╭─ EXTRAIT DU TEXTE

Le réveil tictaque régulièrement, le bois qui se consume dans le poêle ronronne sourdement. On entend le murmure du torrent, plus bas dans le vallon. Je ne l’avais pas entendu depuis mon arrivée, il a fait sec pendant si longtemps que la rivière ne ressemblait plus qu’à un tout petit ruisseau qui faisait presque pitié à voir et il n’y a pas eu beaucoup de neige dans les hauteurs cette année. La pluie des trois derniers jours, trois jours et deux nuits presque sans arrêt, a redonné à la rivière son courant et sa voix. Les jours sont encore courts et les derniers rayons du soleil ont disparu derrière la montagne, les oiseaux se taisent les uns après les autres, c’est l’heure du repos. Pour le reste, tout est silencieux, un silence fort et dense après ces journées et ces nuits où sans cesse la pluie picotait bruyamment le toit de la cabane.

Je sors sur le pas de la porte, les arbres et les montagnes dessinent leurs ombres dans cette obscurité naissante qui recouvre tout.

Décidément, l’usage de la solitude est une véritable bénédiction dans la cabane d’Emile.

La nuit tombe très vite, le ciel reste très couvert, tournant au gris anthracite de nuages bas. Je regarde le ciel pour voir s’il existe encore quelque part une petite percée et d’un coup je vois briller une étoile, claire, belle. Et quelques instants après, une deuxième, comme si le ciel allumait ses lumières pour fêter l’arrêt de la pluie.

Il commence à faire froid, il est temps de rentrer dans mon cocon douillet.

Sur la table, deux bougies éclairent la pièce en silence.

╰─
╭─ LISTE DES DONNÉES

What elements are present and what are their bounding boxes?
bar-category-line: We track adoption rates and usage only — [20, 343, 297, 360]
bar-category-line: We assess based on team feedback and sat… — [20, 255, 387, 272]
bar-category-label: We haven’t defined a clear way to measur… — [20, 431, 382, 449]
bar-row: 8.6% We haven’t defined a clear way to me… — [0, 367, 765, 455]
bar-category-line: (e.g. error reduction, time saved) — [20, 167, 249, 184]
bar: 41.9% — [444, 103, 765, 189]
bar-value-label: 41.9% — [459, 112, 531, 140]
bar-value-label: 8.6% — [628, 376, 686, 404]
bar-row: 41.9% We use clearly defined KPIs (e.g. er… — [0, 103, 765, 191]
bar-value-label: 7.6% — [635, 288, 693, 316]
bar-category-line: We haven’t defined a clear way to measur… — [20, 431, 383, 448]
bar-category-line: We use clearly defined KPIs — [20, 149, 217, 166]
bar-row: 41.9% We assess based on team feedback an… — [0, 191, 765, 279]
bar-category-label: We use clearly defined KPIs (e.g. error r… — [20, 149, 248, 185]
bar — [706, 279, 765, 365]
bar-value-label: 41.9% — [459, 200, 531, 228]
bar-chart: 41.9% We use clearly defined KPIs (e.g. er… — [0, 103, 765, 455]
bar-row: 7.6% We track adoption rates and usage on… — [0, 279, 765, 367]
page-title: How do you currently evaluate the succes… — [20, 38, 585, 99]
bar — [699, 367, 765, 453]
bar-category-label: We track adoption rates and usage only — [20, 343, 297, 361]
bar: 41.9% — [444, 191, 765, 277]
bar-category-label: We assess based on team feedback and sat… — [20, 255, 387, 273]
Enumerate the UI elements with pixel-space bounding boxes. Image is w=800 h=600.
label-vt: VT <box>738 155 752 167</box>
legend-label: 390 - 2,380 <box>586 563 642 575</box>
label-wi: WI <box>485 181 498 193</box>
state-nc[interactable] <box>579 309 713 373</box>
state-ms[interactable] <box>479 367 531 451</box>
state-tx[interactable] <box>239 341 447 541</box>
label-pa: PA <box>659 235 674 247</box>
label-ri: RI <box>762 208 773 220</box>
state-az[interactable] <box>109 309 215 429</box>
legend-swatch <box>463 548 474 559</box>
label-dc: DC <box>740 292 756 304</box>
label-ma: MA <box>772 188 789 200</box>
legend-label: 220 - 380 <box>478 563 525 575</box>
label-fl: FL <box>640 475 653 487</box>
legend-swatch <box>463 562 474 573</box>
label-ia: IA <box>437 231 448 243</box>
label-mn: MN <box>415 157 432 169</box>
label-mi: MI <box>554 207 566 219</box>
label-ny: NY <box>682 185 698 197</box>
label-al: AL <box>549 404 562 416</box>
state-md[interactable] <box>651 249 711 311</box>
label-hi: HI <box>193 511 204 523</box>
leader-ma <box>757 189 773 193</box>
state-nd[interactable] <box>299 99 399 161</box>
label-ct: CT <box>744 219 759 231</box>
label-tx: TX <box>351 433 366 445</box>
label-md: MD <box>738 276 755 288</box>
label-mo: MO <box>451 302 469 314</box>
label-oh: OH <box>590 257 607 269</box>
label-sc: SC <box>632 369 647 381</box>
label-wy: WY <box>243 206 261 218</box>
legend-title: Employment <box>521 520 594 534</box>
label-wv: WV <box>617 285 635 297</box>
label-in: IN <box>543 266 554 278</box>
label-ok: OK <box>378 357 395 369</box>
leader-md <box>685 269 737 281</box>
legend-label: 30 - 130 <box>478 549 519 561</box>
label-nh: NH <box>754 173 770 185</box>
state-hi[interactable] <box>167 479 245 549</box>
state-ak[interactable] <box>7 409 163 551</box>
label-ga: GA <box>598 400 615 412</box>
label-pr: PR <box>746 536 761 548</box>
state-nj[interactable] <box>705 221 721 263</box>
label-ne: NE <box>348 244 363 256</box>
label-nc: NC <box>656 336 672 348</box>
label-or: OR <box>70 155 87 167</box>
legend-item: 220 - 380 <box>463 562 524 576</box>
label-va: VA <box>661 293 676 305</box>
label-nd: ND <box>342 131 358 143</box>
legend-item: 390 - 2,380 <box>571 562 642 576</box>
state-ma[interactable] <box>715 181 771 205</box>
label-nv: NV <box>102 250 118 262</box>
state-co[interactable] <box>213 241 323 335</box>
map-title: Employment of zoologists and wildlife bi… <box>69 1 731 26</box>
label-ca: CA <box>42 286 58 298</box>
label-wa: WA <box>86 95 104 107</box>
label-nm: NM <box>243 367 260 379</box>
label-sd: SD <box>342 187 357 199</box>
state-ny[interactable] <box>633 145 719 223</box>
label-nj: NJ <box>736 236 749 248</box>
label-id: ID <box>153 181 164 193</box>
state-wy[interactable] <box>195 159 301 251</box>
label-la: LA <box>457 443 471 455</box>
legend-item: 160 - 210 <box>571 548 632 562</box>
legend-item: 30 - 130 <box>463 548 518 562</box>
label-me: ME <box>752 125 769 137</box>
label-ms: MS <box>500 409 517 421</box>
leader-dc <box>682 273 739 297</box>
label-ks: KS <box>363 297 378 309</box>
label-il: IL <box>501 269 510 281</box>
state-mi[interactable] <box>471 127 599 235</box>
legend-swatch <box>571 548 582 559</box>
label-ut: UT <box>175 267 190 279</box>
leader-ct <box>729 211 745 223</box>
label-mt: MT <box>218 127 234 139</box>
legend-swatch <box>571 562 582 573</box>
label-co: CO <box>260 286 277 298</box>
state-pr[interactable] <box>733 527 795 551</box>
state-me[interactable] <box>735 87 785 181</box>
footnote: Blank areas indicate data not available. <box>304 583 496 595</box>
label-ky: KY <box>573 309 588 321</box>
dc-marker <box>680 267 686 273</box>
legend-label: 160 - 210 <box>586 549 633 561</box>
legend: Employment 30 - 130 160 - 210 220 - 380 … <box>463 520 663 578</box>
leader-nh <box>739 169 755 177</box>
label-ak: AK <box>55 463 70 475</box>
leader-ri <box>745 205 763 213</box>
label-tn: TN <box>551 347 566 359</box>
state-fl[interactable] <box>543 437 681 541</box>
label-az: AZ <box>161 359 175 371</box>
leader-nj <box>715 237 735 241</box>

╰─

#### [CONSIGNES]
1/ Reproduisez à l'identique le passage de l'extrait sur la soirée à la cabane, en commençant à "Décidément, l’usage de" et en terminant à "mon cocon douillet.".
2/ Transcrivez sans aucune modification les lignes de données, depuis la toute première jusqu'à celle qui contient "bar-value-label: 8.6% — [628, 376, 686, 404]", cette dernière comprise.
L'extrait et les lignes de données n'ont aucun lien entre eux.

#### [LISTE DES RÉPONSES]
1/
Décidément, l’usage de la solitude est une véritable bénédiction dans la cabane d’Emile.

La nuit tombe très vite, le ciel reste très couvert, tournant au gris anthracite de nuages bas. Je regarde le ciel pour voir s’il existe encore quelque part une petite percée et d’un coup je vois briller une étoile, claire, belle. Et quelques instants après, une deuxième, comme si le ciel allumait ses lumières pour fêter l’arrêt de la pluie.

Il commence à faire froid, il est temps de rentrer dans mon cocon douillet.

2/
What elements are present and what are their bounding boxes?
bar-category-line: We track adoption rates and usage only — [20, 343, 297, 360]
bar-category-line: We assess based on team feedback and sat… — [20, 255, 387, 272]
bar-category-label: We haven’t defined a clear way to measur… — [20, 431, 382, 449]
bar-row: 8.6% We haven’t defined a clear way to me… — [0, 367, 765, 455]
bar-category-line: (e.g. error reduction, time saved) — [20, 167, 249, 184]
bar: 41.9% — [444, 103, 765, 189]
bar-value-label: 41.9% — [459, 112, 531, 140]
bar-value-label: 8.6% — [628, 376, 686, 404]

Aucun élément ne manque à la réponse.